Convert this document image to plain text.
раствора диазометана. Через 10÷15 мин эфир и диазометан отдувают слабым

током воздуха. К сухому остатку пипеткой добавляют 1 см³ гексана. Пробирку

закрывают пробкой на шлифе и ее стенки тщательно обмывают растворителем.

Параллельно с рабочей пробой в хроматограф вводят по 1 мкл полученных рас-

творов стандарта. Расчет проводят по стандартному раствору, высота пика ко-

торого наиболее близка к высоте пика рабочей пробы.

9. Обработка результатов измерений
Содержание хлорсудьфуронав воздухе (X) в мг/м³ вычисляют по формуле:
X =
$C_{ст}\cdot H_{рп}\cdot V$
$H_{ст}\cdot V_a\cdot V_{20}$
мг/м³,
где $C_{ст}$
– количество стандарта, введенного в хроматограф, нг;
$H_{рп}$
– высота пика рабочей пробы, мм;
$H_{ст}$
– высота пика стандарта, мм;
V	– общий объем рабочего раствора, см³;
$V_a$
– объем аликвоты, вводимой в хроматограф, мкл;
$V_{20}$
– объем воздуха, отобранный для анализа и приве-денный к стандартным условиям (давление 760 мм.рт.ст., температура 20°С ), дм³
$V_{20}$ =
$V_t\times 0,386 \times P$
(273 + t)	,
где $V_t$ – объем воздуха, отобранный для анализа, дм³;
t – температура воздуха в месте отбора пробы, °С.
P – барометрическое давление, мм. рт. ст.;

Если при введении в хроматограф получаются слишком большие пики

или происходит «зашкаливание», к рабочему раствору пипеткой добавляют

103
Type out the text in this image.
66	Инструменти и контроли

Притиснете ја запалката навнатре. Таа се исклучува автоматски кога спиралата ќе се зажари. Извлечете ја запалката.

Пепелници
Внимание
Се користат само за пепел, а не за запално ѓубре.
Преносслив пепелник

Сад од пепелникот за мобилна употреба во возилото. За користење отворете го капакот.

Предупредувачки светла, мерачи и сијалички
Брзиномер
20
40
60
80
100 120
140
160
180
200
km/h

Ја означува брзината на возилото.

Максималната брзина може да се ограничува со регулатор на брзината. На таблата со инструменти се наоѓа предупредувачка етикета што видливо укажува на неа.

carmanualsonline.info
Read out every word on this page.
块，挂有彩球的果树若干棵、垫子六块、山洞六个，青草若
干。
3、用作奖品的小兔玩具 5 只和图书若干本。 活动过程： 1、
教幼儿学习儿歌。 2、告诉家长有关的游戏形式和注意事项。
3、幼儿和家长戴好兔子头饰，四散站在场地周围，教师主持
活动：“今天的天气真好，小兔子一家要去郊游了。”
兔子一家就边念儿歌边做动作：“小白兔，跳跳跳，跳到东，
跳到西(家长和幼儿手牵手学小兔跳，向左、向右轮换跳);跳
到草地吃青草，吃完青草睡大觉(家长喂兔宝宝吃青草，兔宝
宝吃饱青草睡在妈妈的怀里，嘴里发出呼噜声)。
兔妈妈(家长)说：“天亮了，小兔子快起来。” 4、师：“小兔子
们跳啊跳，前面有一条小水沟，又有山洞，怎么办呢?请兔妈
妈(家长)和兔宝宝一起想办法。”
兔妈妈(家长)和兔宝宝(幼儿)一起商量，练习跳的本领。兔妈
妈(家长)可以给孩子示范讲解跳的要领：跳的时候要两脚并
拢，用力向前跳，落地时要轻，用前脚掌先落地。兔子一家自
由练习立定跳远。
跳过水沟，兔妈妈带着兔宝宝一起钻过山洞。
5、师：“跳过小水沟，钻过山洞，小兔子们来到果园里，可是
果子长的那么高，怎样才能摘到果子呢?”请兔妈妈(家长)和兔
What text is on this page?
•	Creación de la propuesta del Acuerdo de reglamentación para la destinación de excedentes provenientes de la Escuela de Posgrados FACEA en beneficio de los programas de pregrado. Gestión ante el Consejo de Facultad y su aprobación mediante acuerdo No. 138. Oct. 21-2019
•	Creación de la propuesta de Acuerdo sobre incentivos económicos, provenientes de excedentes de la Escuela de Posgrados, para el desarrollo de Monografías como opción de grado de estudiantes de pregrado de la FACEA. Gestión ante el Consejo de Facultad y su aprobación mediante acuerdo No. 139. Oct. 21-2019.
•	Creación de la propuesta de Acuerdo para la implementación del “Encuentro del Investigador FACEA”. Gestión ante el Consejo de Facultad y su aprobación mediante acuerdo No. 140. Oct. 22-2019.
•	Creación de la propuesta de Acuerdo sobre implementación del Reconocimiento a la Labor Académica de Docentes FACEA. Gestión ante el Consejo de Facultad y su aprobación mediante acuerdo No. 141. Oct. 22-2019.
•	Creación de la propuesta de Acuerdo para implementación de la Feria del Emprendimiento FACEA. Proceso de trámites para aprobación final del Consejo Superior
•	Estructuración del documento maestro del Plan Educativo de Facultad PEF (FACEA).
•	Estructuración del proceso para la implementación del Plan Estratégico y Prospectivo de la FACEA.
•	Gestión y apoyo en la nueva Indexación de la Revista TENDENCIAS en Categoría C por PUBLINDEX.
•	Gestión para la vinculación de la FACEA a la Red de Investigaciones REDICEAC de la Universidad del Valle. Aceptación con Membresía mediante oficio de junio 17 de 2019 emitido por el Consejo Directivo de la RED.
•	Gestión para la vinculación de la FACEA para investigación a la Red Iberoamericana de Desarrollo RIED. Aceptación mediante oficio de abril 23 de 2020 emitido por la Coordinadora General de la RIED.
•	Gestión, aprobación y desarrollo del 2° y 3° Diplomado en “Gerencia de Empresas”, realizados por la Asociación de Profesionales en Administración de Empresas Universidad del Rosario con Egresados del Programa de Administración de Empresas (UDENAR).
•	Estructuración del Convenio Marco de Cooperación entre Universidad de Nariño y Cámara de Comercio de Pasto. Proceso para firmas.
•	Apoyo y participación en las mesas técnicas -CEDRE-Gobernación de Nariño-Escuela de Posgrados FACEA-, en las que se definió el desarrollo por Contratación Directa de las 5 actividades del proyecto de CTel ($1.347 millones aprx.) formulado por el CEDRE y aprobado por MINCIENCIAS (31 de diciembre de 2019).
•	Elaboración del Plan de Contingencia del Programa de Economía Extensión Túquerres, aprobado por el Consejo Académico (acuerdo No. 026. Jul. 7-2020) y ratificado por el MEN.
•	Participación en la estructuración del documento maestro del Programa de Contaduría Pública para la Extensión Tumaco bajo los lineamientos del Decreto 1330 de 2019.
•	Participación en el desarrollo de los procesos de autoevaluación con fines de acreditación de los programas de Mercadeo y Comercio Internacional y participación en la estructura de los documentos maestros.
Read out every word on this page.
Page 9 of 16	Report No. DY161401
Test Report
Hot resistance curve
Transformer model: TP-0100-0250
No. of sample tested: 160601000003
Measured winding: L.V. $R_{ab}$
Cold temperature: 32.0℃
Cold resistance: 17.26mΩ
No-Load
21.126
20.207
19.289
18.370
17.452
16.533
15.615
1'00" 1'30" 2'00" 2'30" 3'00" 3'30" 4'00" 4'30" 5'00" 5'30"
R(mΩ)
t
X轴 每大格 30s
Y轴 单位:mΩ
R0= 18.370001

— Problem to work on —
Using the listing above, reproduce each line without omission.

— In response —
Convert this document image to plain text.
раствора диазометана. Через 10÷15 мин эфир и диазометан отдувают слабым

током воздуха. К сухому остатку пипеткой добавляют 1 см³ гексана. Пробирку

закрывают пробкой на шлифе и ее стенки тщательно обмывают растворителем.

Параллельно с рабочей пробой в хроматограф вводят по 1 мкл полученных рас-

творов стандарта. Расчет проводят по стандартному раствору, высота пика ко-

торого наиболее близка к высоте пика рабочей пробы.

9. Обработка результатов измерений
Содержание хлорсудьфуронав воздухе (X) в мг/м³ вычисляют по формуле:
X =
$C_{ст}\cdot H_{рп}\cdot V$
$H_{ст}\cdot V_a\cdot V_{20}$
мг/м³,
где $C_{ст}$
– количество стандарта, введенного в хроматограф, нг;
$H_{рп}$
– высота пика рабочей пробы, мм;
$H_{ст}$
– высота пика стандарта, мм;
V	– общий объем рабочего раствора, см³;
$V_a$
– объем аликвоты, вводимой в хроматограф, мкл;
$V_{20}$
– объем воздуха, отобранный для анализа и приве-денный к стандартным условиям (давление 760 мм.рт.ст., температура 20°С ), дм³
$V_{20}$ =
$V_t\times 0,386 \times P$
(273 + t)	,
где $V_t$ – объем воздуха, отобранный для анализа, дм³;
t – температура воздуха в месте отбора пробы, °С.
P – барометрическое давление, мм. рт. ст.;

Если при введении в хроматограф получаются слишком большие пики

или происходит «зашкаливание», к рабочему раствору пипеткой добавляют

103
Type out the text in this image.
66	Инструменти и контроли

Притиснете ја запалката навнатре. Таа се исклучува автоматски кога спиралата ќе се зажари. Извлечете ја запалката.

Пепелници
Внимание
Се користат само за пепел, а не за запално ѓубре.
Преносслив пепелник

Сад од пепелникот за мобилна употреба во возилото. За користење отворете го капакот.

Предупредувачки светла, мерачи и сијалички
Брзиномер
20
40
60
80
100 120
140
160
180
200
km/h

Ја означува брзината на возилото.

Максималната брзина може да се ограничува со регулатор на брзината. На таблата со инструменти се наоѓа предупредувачка етикета што видливо укажува на неа.

carmanualsonline.info
Read out every word on this page.
块，挂有彩球的果树若干棵、垫子六块、山洞六个，青草若
干。
3、用作奖品的小兔玩具 5 只和图书若干本。 活动过程： 1、
教幼儿学习儿歌。 2、告诉家长有关的游戏形式和注意事项。
3、幼儿和家长戴好兔子头饰，四散站在场地周围，教师主持
活动：“今天的天气真好，小兔子一家要去郊游了。”
兔子一家就边念儿歌边做动作：“小白兔，跳跳跳，跳到东，
跳到西(家长和幼儿手牵手学小兔跳，向左、向右轮换跳);跳
到草地吃青草，吃完青草睡大觉(家长喂兔宝宝吃青草，兔宝
宝吃饱青草睡在妈妈的怀里，嘴里发出呼噜声)。
兔妈妈(家长)说：“天亮了，小兔子快起来。” 4、师：“小兔子
们跳啊跳，前面有一条小水沟，又有山洞，怎么办呢?请兔妈
妈(家长)和兔宝宝一起想办法。”
兔妈妈(家长)和兔宝宝(幼儿)一起商量，练习跳的本领。兔妈
妈(家长)可以给孩子示范讲解跳的要领：跳的时候要两脚并
拢，用力向前跳，落地时要轻，用前脚掌先落地。兔子一家自
由练习立定跳远。
跳过水沟，兔妈妈带着兔宝宝一起钻过山洞。
5、师：“跳过小水沟，钻过山洞，小兔子们来到果园里，可是
果子长的那么高，怎样才能摘到果子呢?”请兔妈妈(家长)和兔
What text is on this page?
•	Creación de la propuesta del Acuerdo de reglamentación para la destinación de excedentes provenientes de la Escuela de Posgrados FACEA en beneficio de los programas de pregrado. Gestión ante el Consejo de Facultad y su aprobación mediante acuerdo No. 138. Oct. 21-2019
•	Creación de la propuesta de Acuerdo sobre incentivos económicos, provenientes de excedentes de la Escuela de Posgrados, para el desarrollo de Monografías como opción de grado de estudiantes de pregrado de la FACEA. Gestión ante el Consejo de Facultad y su aprobación mediante acuerdo No. 139. Oct. 21-2019.
•	Creación de la propuesta de Acuerdo para la implementación del “Encuentro del Investigador FACEA”. Gestión ante el Consejo de Facultad y su aprobación mediante acuerdo No. 140. Oct. 22-2019.
•	Creación de la propuesta de Acuerdo sobre implementación del Reconocimiento a la Labor Académica de Docentes FACEA. Gestión ante el Consejo de Facultad y su aprobación mediante acuerdo No. 141. Oct. 22-2019.
•	Creación de la propuesta de Acuerdo para implementación de la Feria del Emprendimiento FACEA. Proceso de trámites para aprobación final del Consejo Superior
•	Estructuración del documento maestro del Plan Educativo de Facultad PEF (FACEA).
•	Estructuración del proceso para la implementación del Plan Estratégico y Prospectivo de la FACEA.
•	Gestión y apoyo en la nueva Indexación de la Revista TENDENCIAS en Categoría C por PUBLINDEX.
•	Gestión para la vinculación de la FACEA a la Red de Investigaciones REDICEAC de la Universidad del Valle. Aceptación con Membresía mediante oficio de junio 17 de 2019 emitido por el Consejo Directivo de la RED.
•	Gestión para la vinculación de la FACEA para investigación a la Red Iberoamericana de Desarrollo RIED. Aceptación mediante oficio de abril 23 de 2020 emitido por la Coordinadora General de la RIED.
•	Gestión, aprobación y desarrollo del 2° y 3° Diplomado en “Gerencia de Empresas”, realizados por la Asociación de Profesionales en Administración de Empresas Universidad del Rosario con Egresados del Programa de Administración de Empresas (UDENAR).
•	Estructuración del Convenio Marco de Cooperación entre Universidad de Nariño y Cámara de Comercio de Pasto. Proceso para firmas.
•	Apoyo y participación en las mesas técnicas -CEDRE-Gobernación de Nariño-Escuela de Posgrados FACEA-, en las que se definió el desarrollo por Contratación Directa de las 5 actividades del proyecto de CTel ($1.347 millones aprx.) formulado por el CEDRE y aprobado por MINCIENCIAS (31 de diciembre de 2019).
•	Elaboración del Plan de Contingencia del Programa de Economía Extensión Túquerres, aprobado por el Consejo Académico (acuerdo No. 026. Jul. 7-2020) y ratificado por el MEN.
•	Participación en la estructuración del documento maestro del Programa de Contaduría Pública para la Extensión Tumaco bajo los lineamientos del Decreto 1330 de 2019.
•	Participación en el desarrollo de los procesos de autoevaluación con fines de acreditación de los programas de Mercadeo y Comercio Internacional y participación en la estructura de los documentos maestros.
Read out every word on this page.
Page 9 of 16	Report No. DY161401
Test Report
Hot resistance curve
Transformer model: TP-0100-0250
No. of sample tested: 160601000003
Measured winding: L.V. $R_{ab}$
Cold temperature: 32.0℃
Cold resistance: 17.26mΩ
No-Load
21.126
20.207
19.289
18.370
17.452
16.533
15.615
1'00" 1'30" 2'00" 2'30" 3'00" 3'30" 4'00" 4'30" 5'00" 5'30"
R(mΩ)
t
X轴 每大格 30s
Y轴 单位:mΩ
R0= 18.370001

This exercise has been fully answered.